* Required work: Determine the number of lines that have the string "Options" in them, and give only that number.

* Working data:
....
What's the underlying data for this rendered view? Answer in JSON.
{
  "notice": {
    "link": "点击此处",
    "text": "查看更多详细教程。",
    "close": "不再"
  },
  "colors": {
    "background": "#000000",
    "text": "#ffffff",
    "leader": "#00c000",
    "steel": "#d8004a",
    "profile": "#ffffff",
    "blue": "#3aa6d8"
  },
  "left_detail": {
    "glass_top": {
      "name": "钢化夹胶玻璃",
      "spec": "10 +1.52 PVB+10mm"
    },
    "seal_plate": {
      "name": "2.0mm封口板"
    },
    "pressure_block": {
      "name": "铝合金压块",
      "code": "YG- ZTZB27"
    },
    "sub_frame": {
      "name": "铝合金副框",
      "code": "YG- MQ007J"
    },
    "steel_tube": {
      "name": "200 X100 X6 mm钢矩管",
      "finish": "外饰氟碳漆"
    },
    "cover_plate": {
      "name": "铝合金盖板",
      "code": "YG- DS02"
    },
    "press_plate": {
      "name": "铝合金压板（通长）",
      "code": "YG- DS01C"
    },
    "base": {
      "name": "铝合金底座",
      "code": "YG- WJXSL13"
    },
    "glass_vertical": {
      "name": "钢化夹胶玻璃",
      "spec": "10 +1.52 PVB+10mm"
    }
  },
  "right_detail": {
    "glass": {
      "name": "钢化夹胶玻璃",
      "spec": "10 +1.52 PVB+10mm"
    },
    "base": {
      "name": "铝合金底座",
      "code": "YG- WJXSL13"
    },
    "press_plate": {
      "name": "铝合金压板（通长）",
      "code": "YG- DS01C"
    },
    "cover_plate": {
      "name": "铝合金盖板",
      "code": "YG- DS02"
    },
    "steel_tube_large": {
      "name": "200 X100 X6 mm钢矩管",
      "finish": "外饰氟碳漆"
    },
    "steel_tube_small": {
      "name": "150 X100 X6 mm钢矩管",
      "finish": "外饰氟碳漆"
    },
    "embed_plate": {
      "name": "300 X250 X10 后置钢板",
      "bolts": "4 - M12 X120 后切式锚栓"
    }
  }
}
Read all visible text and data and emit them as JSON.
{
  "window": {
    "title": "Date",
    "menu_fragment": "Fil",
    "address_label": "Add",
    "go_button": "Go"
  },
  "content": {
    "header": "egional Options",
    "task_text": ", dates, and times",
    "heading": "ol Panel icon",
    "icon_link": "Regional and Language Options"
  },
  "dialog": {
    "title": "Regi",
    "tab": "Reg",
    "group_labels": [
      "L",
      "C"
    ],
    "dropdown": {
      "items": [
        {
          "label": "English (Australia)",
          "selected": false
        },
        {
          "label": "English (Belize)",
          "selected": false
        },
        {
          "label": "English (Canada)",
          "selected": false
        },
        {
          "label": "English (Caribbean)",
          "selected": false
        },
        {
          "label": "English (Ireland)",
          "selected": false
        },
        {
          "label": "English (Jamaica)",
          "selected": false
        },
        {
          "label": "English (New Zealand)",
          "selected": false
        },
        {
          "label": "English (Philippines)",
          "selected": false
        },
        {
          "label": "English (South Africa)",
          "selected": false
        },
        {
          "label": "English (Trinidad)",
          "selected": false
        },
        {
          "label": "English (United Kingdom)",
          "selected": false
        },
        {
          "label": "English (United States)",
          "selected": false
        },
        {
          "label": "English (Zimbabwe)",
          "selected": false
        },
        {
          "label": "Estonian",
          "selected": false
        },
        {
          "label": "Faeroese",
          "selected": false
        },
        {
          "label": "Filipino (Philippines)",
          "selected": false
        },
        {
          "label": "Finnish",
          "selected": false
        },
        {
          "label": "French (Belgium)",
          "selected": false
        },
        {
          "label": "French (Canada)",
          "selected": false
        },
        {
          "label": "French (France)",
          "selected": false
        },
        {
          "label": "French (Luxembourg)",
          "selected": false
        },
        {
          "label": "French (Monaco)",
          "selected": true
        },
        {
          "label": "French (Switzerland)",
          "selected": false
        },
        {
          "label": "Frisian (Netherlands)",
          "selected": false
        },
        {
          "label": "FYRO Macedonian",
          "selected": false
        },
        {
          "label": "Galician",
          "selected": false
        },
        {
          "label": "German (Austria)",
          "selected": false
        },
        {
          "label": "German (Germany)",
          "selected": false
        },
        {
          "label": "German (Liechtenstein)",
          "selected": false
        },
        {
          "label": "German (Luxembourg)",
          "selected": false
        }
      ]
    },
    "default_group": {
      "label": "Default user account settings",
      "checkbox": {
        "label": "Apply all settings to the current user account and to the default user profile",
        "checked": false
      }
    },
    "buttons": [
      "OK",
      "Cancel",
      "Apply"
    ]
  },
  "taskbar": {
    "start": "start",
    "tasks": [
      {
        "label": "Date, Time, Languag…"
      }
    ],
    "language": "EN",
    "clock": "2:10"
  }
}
....
* Solution for this problem: 2